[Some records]
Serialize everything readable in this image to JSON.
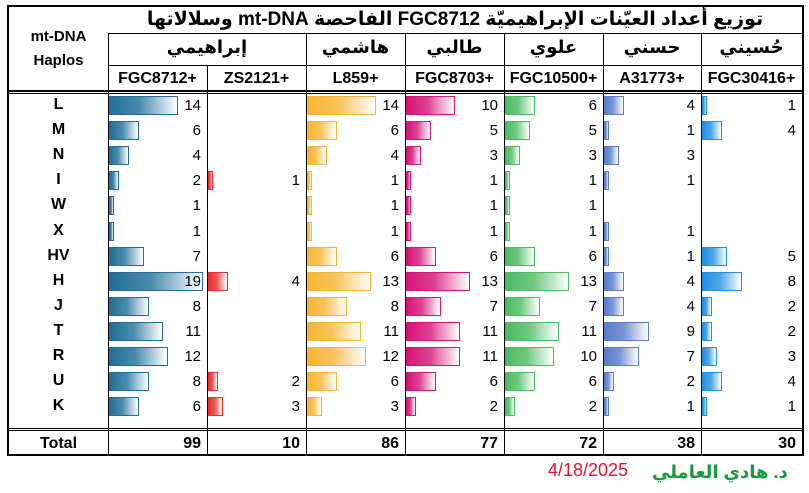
{
  "title": "توزيع أعداد العيّنات الإبراهيميّة FGC8712 الفاحصة mt-DNA وسلالاتها",
  "row_header": "mt-DNA Haplos",
  "row_header_line1": "mt-DNA",
  "row_header_line2": "Haplos",
  "groups": [
    {
      "name": "إبراهيمي",
      "span": 2
    },
    {
      "name": "هاشمي",
      "span": 1
    },
    {
      "name": "طالبي",
      "span": 1
    },
    {
      "name": "علوي",
      "span": 1
    },
    {
      "name": "حسني",
      "span": 1
    },
    {
      "name": "حُسيني",
      "span": 1
    }
  ],
  "total_label": "Total",
  "chart_data": {
    "type": "bar",
    "orientation": "horizontal",
    "categories": [
      "L",
      "M",
      "N",
      "I",
      "W",
      "X",
      "HV",
      "H",
      "J",
      "T",
      "R",
      "U",
      "K"
    ],
    "series": [
      {
        "name": "FGC8712+",
        "values": [
          14,
          6,
          4,
          2,
          1,
          1,
          7,
          19,
          8,
          11,
          12,
          8,
          6
        ],
        "total": 99,
        "color": "#1f6f98"
      },
      {
        "name": "ZS2121+",
        "values": [
          null,
          null,
          null,
          1,
          null,
          null,
          null,
          4,
          null,
          null,
          null,
          2,
          3
        ],
        "total": 10,
        "color": "#ea2f2f"
      },
      {
        "name": "L859+",
        "values": [
          14,
          6,
          4,
          1,
          1,
          1,
          6,
          13,
          8,
          11,
          12,
          6,
          3
        ],
        "total": 86,
        "color": "#f6b433"
      },
      {
        "name": "FGC8703+",
        "values": [
          10,
          5,
          3,
          1,
          1,
          1,
          6,
          13,
          7,
          11,
          11,
          6,
          2
        ],
        "total": 77,
        "color": "#d51478"
      },
      {
        "name": "FGC10500+",
        "values": [
          6,
          5,
          3,
          1,
          1,
          1,
          6,
          13,
          7,
          11,
          10,
          6,
          2
        ],
        "total": 72,
        "color": "#4cbb62"
      },
      {
        "name": "A31773+",
        "values": [
          4,
          1,
          3,
          1,
          null,
          1,
          1,
          4,
          4,
          9,
          7,
          2,
          1
        ],
        "total": 38,
        "color": "#5a7ccb"
      },
      {
        "name": "FGC30416+",
        "values": [
          1,
          4,
          null,
          null,
          null,
          null,
          5,
          8,
          2,
          2,
          3,
          4,
          1
        ],
        "total": 30,
        "color": "#2390e3"
      }
    ]
  },
  "footer": {
    "author": "د. هادي العاملي",
    "date": "4/18/2025",
    "author_color": "#139a3a",
    "date_color": "#e0162f"
  }
}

## [Objective]
Check each line above for the string "Haplos", then copy the ones that have it.

## [Correct result]
  "row_header": "mt-DNA Haplos",
  "row_header_line2": "Haplos",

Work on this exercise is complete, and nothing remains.